__Task prompt__: Leave out the pictures and reproduce all of the data exactly.

__Listed entries__:
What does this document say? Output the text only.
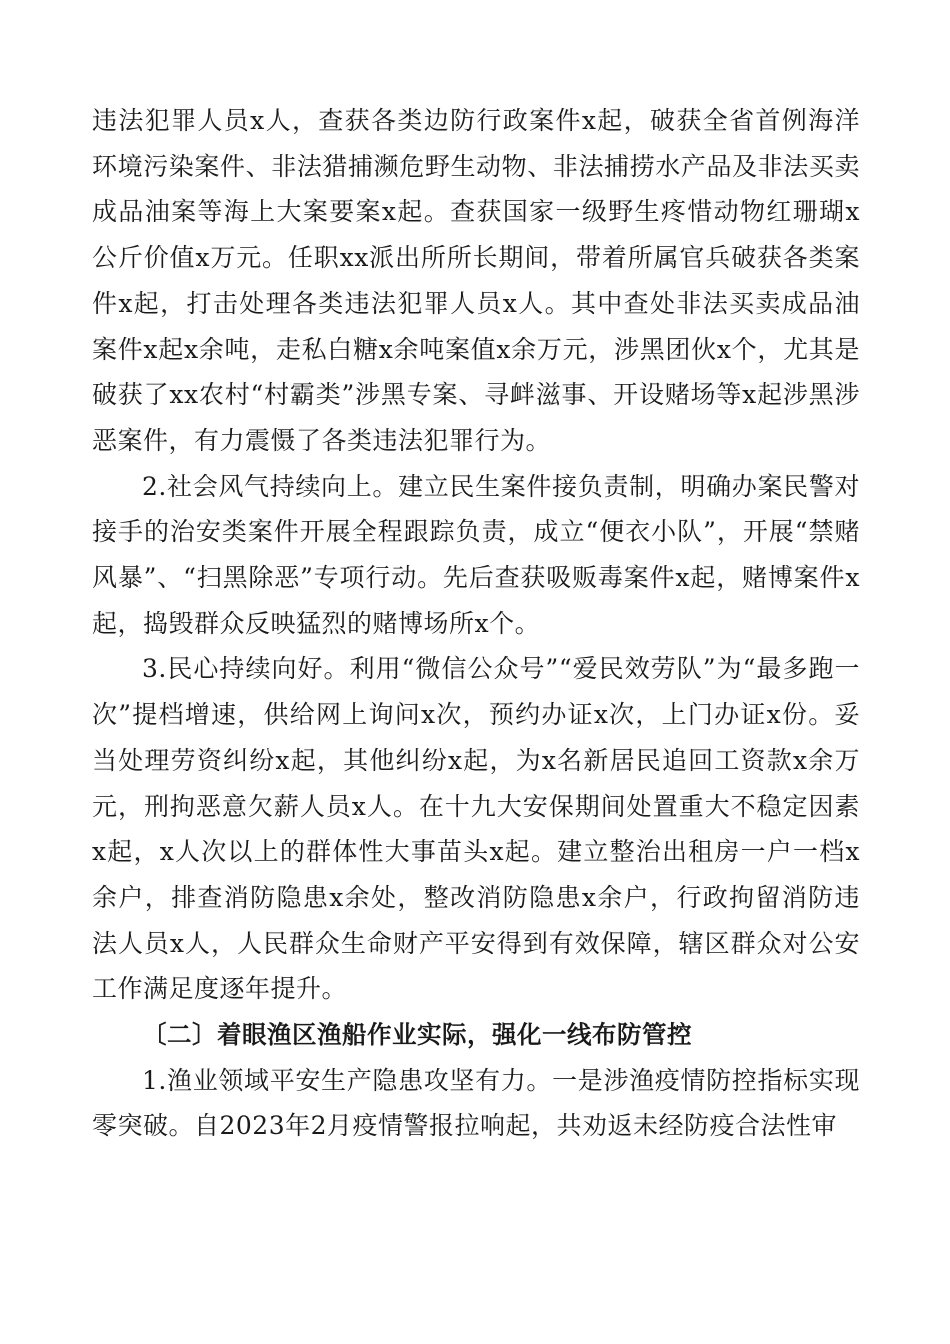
违法犯罪人员x人，查获各类边防行政案件x起，破获全省首例海洋环境污染案件、非法猎捕濒危野生动物、非法捕捞水产品及非法买卖成品油案等海上大案要案x起。查获国家一级野生疼惜动物红珊瑚x公斤价值x万元。任职xx派出所所长期间，带着所属官兵破获各类案件x起，打击处理各类违法犯罪人员x人。其中查处非法买卖成品油案件x起x余吨，走私白糖x余吨案值x余万元，涉黑团伙x个，尤其是破获了xx农村“村霸类”涉黑专案、寻衅滋事、开设赌场等x起涉黑涉恶案件，有力震慑了各类违法犯罪行为。

2.社会风气持续向上。建立民生案件接负责制，明确办案民警对接手的治安类案件开展全程跟踪负责，成立“便衣小队”，开展“禁赌风暴”、“扫黑除恶”专项行动。先后查获吸贩毒案件x起，赌博案件x起，捣毁群众反映猛烈的赌博场所x个。

3.民心持续向好。利用“微信公众号”“爱民效劳队”为“最多跑一次”提档增速，供给网上询问x次，预约办证x次，上门办证x份。妥当处理劳资纠纷x起，其他纠纷x起，为x名新居民追回工资款x余万元，刑拘恶意欠薪人员x人。在十九大安保期间处置重大不稳定因素x起，x人次以上的群体性大事苗头x起。建立整治出租房一户一档x余户，排查消防隐患x余处，整改消防隐患x余户，行政拘留消防违法人员x人，人民群众生命财产平安得到有效保障，辖区群众对公安工作满足度逐年提升。

〔二〕着眼渔区渔船作业实际，强化一线布防管控

1.渔业领域平安生产隐患攻坚有力。一是涉渔疫情防控指标实现零突破。自2023年2月疫情警报拉响起，共劝返未经防疫合法性审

__The output__:
What does this document say? Output the text only.
违法犯罪人员x人，查获各类边防行政案件x起，破获全省首例海洋环境污染案件、非法猎捕濒危野生动物、非法捕捞水产品及非法买卖成品油案等海上大案要案x起。查获国家一级野生疼惜动物红珊瑚x公斤价值x万元。任职xx派出所所长期间，带着所属官兵破获各类案件x起，打击处理各类违法犯罪人员x人。其中查处非法买卖成品油案件x起x余吨，走私白糖x余吨案值x余万元，涉黑团伙x个，尤其是破获了xx农村“村霸类”涉黑专案、寻衅滋事、开设赌场等x起涉黑涉恶案件，有力震慑了各类违法犯罪行为。

2.社会风气持续向上。建立民生案件接负责制，明确办案民警对接手的治安类案件开展全程跟踪负责，成立“便衣小队”，开展“禁赌风暴”、“扫黑除恶”专项行动。先后查获吸贩毒案件x起，赌博案件x起，捣毁群众反映猛烈的赌博场所x个。

3.民心持续向好。利用“微信公众号”“爱民效劳队”为“最多跑一次”提档增速，供给网上询问x次，预约办证x次，上门办证x份。妥当处理劳资纠纷x起，其他纠纷x起，为x名新居民追回工资款x余万元，刑拘恶意欠薪人员x人。在十九大安保期间处置重大不稳定因素x起，x人次以上的群体性大事苗头x起。建立整治出租房一户一档x余户，排查消防隐患x余处，整改消防隐患x余户，行政拘留消防违法人员x人，人民群众生命财产平安得到有效保障，辖区群众对公安工作满足度逐年提升。

〔二〕着眼渔区渔船作业实际，强化一线布防管控

1.渔业领域平安生产隐患攻坚有力。一是涉渔疫情防控指标实现零突破。自2023年2月疫情警报拉响起，共劝返未经防疫合法性审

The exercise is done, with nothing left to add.